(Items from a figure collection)

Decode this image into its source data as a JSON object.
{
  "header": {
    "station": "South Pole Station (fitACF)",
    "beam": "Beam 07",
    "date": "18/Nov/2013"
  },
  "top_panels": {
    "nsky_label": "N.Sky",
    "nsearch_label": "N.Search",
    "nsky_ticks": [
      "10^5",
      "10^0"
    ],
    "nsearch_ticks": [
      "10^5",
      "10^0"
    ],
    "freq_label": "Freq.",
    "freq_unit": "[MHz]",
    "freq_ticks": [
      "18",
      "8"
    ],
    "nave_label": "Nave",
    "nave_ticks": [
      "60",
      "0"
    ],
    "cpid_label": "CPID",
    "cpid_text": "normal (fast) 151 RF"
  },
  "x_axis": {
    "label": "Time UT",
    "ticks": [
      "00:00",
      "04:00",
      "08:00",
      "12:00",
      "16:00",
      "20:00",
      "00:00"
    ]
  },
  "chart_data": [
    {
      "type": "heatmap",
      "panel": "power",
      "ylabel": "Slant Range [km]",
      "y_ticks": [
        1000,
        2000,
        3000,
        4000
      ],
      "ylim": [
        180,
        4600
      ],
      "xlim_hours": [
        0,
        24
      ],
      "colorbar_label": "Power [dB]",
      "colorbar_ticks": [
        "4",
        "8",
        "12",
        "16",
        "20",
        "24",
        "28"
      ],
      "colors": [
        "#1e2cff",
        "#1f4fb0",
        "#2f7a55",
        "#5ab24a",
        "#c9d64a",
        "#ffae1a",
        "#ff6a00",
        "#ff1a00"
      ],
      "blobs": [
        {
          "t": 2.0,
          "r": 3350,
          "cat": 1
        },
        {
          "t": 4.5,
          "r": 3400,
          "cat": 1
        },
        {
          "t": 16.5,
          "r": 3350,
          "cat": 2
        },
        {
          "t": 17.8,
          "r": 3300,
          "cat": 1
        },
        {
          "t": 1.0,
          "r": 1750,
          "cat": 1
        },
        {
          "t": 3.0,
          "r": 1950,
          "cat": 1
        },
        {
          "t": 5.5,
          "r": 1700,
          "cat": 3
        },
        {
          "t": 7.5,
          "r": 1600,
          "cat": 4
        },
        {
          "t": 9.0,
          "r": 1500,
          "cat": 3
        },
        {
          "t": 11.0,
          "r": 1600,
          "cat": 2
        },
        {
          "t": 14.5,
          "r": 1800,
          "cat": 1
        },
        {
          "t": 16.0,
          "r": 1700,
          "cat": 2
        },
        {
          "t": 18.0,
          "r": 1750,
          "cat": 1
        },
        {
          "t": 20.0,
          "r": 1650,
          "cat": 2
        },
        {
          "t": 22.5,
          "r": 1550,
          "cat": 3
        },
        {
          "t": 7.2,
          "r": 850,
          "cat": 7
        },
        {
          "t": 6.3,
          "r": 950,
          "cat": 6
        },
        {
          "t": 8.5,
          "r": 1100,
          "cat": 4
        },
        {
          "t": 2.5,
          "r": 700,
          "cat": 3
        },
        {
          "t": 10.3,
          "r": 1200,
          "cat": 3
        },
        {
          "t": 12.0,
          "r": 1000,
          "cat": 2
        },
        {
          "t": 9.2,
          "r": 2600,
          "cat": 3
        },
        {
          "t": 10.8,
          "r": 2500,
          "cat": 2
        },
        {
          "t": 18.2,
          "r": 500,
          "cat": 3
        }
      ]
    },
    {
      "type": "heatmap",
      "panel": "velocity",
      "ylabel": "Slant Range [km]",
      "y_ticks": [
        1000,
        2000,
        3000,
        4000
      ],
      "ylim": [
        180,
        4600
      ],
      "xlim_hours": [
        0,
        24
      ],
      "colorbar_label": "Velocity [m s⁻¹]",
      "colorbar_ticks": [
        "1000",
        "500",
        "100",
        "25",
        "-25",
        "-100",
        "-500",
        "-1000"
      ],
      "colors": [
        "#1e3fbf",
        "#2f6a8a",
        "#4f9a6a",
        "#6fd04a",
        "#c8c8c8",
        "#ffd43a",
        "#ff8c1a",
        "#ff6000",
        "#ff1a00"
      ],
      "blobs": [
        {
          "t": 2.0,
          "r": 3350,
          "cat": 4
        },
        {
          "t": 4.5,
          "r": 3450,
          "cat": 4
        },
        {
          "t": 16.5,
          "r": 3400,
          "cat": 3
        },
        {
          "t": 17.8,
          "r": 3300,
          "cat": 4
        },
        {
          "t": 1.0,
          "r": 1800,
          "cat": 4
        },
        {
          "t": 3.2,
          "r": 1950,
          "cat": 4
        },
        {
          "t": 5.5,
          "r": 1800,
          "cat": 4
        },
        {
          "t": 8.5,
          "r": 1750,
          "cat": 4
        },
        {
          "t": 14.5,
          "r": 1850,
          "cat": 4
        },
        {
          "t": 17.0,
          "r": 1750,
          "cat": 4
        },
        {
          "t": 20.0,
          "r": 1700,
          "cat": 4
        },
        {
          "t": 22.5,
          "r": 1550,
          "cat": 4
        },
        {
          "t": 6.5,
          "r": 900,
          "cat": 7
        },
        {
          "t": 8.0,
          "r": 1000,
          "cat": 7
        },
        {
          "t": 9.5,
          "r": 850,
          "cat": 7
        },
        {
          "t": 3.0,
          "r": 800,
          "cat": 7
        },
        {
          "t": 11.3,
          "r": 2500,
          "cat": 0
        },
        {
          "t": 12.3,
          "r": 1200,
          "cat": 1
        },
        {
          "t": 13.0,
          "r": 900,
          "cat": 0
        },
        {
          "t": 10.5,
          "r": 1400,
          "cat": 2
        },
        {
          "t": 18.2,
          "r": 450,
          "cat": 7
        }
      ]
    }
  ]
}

* Directive *
Write the entries again, exactly as they stand.

* Output below *
Decode this image into its source data as a JSON object.
{
  "header": {
    "station": "South Pole Station (fitACF)",
    "beam": "Beam 07",
    "date": "18/Nov/2013"
  },
  "top_panels": {
    "nsky_label": "N.Sky",
    "nsearch_label": "N.Search",
    "nsky_ticks": [
      "10^5",
      "10^0"
    ],
    "nsearch_ticks": [
      "10^5",
      "10^0"
    ],
    "freq_label": "Freq.",
    "freq_unit": "[MHz]",
    "freq_ticks": [
      "18",
      "8"
    ],
    "nave_label": "Nave",
    "nave_ticks": [
      "60",
      "0"
    ],
    "cpid_label": "CPID",
    "cpid_text": "normal (fast) 151 RF"
  },
  "x_axis": {
    "label": "Time UT",
    "ticks": [
      "00:00",
      "04:00",
      "08:00",
      "12:00",
      "16:00",
      "20:00",
      "00:00"
    ]
  },
  "chart_data": [
    {
      "type": "heatmap",
      "panel": "power",
      "ylabel": "Slant Range [km]",
      "y_ticks": [
        1000,
        2000,
        3000,
        4000
      ],
      "ylim": [
        180,
        4600
      ],
      "xlim_hours": [
        0,
        24
      ],
      "colorbar_label": "Power [dB]",
      "colorbar_ticks": [
        "4",
        "8",
        "12",
        "16",
        "20",
        "24",
        "28"
      ],
      "colors": [
        "#1e2cff",
        "#1f4fb0",
        "#2f7a55",
        "#5ab24a",
        "#c9d64a",
        "#ffae1a",
        "#ff6a00",
        "#ff1a00"
      ],
      "blobs": [
        {
          "t": 2.0,
          "r": 3350,
          "cat": 1
        },
        {
          "t": 4.5,
          "r": 3400,
          "cat": 1
        },
        {
          "t": 16.5,
          "r": 3350,
          "cat": 2
        },
        {
          "t": 17.8,
          "r": 3300,
          "cat": 1
        },
        {
          "t": 1.0,
          "r": 1750,
          "cat": 1
        },
        {
          "t": 3.0,
          "r": 1950,
          "cat": 1
        },
        {
          "t": 5.5,
          "r": 1700,
          "cat": 3
        },
        {
          "t": 7.5,
          "r": 1600,
          "cat": 4
        },
        {
          "t": 9.0,
          "r": 1500,
          "cat": 3
        },
        {
          "t": 11.0,
          "r": 1600,
          "cat": 2
        },
        {
          "t": 14.5,
          "r": 1800,
          "cat": 1
        },
        {
          "t": 16.0,
          "r": 1700,
          "cat": 2
        },
        {
          "t": 18.0,
          "r": 1750,
          "cat": 1
        },
        {
          "t": 20.0,
          "r": 1650,
          "cat": 2
        },
        {
          "t": 22.5,
          "r": 1550,
          "cat": 3
        },
        {
          "t": 7.2,
          "r": 850,
          "cat": 7
        },
        {
          "t": 6.3,
          "r": 950,
          "cat": 6
        },
        {
          "t": 8.5,
          "r": 1100,
          "cat": 4
        },
        {
          "t": 2.5,
          "r": 700,
          "cat": 3
        },
        {
          "t": 10.3,
          "r": 1200,
          "cat": 3
        },
        {
          "t": 12.0,
          "r": 1000,
          "cat": 2
        },
        {
          "t": 9.2,
          "r": 2600,
          "cat": 3
        },
        {
          "t": 10.8,
          "r": 2500,
          "cat": 2
        },
        {
          "t": 18.2,
          "r": 500,
          "cat": 3
        }
      ]
    },
    {
      "type": "heatmap",
      "panel": "velocity",
      "ylabel": "Slant Range [km]",
      "y_ticks": [
        1000,
        2000,
        3000,
        4000
      ],
      "ylim": [
        180,
        4600
      ],
      "xlim_hours": [
        0,
        24
      ],
      "colorbar_label": "Velocity [m s⁻¹]",
      "colorbar_ticks": [
        "1000",
        "500",
        "100",
        "25",
        "-25",
        "-100",
        "-500",
        "-1000"
      ],
      "colors": [
        "#1e3fbf",
        "#2f6a8a",
        "#4f9a6a",
        "#6fd04a",
        "#c8c8c8",
        "#ffd43a",
        "#ff8c1a",
        "#ff6000",
        "#ff1a00"
      ],
      "blobs": [
        {
          "t": 2.0,
          "r": 3350,
          "cat": 4
        },
        {
          "t": 4.5,
          "r": 3450,
          "cat": 4
        },
        {
          "t": 16.5,
          "r": 3400,
          "cat": 3
        },
        {
          "t": 17.8,
          "r": 3300,
          "cat": 4
        },
        {
          "t": 1.0,
          "r": 1800,
          "cat": 4
        },
        {
          "t": 3.2,
          "r": 1950,
          "cat": 4
        },
        {
          "t": 5.5,
          "r": 1800,
          "cat": 4
        },
        {
          "t": 8.5,
          "r": 1750,
          "cat": 4
        },
        {
          "t": 14.5,
          "r": 1850,
          "cat": 4
        },
        {
          "t": 17.0,
          "r": 1750,
          "cat": 4
        },
        {
          "t": 20.0,
          "r": 1700,
          "cat": 4
        },
        {
          "t": 22.5,
          "r": 1550,
          "cat": 4
        },
        {
          "t": 6.5,
          "r": 900,
          "cat": 7
        },
        {
          "t": 8.0,
          "r": 1000,
          "cat": 7
        },
        {
          "t": 9.5,
          "r": 850,
          "cat": 7
        },
        {
          "t": 3.0,
          "r": 800,
          "cat": 7
        },
        {
          "t": 11.3,
          "r": 2500,
          "cat": 0
        },
        {
          "t": 12.3,
          "r": 1200,
          "cat": 1
        },
        {
          "t": 13.0,
          "r": 900,
          "cat": 0
        },
        {
          "t": 10.5,
          "r": 1400,
          "cat": 2
        },
        {
          "t": 18.2,
          "r": 450,
          "cat": 7
        }
      ]
    }
  ]
}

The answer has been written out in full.